SET TASK: Filter the data below for the string "sách" and copy each matching line.

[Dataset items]
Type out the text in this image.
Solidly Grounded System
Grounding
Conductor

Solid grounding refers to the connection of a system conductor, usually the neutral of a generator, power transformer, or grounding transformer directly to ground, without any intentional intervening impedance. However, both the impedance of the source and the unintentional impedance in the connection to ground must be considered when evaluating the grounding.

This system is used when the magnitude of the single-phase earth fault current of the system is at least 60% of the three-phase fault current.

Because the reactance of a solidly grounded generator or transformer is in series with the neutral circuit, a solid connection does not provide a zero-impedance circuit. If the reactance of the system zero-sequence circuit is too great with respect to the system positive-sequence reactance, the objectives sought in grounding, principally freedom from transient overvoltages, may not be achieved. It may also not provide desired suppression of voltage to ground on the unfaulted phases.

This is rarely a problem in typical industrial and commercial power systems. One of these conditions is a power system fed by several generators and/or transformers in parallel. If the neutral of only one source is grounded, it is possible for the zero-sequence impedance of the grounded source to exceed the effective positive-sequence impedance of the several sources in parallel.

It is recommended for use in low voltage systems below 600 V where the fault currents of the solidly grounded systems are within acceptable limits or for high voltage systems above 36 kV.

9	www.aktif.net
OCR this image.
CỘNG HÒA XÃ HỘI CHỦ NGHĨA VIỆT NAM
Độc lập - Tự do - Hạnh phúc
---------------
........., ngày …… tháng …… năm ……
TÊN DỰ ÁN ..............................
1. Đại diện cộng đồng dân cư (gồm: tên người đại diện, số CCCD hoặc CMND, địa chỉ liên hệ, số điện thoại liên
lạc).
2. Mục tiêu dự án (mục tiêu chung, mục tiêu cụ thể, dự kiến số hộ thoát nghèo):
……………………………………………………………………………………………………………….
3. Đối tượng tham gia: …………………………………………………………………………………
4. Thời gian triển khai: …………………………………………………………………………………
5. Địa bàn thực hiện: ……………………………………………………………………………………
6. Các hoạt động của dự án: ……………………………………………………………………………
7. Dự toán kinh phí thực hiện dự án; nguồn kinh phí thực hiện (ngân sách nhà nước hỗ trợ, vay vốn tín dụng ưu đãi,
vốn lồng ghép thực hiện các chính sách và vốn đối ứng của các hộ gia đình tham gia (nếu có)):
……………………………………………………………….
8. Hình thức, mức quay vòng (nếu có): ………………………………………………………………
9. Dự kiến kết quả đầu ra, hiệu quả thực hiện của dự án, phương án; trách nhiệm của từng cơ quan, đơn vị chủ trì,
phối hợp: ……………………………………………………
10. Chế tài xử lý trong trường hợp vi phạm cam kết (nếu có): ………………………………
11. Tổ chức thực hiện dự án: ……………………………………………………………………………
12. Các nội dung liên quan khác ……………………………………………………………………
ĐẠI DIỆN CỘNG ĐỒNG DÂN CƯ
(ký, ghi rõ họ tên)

THE REPLY:
7. Dự toán kinh phí thực hiện dự án; nguồn kinh phí thực hiện (ngân sách nhà nước hỗ trợ, vay vốn tín dụng ưu đãi,
vốn lồng ghép thực hiện các chính sách và vốn đối ứng của các hộ gia đình tham gia (nếu có)):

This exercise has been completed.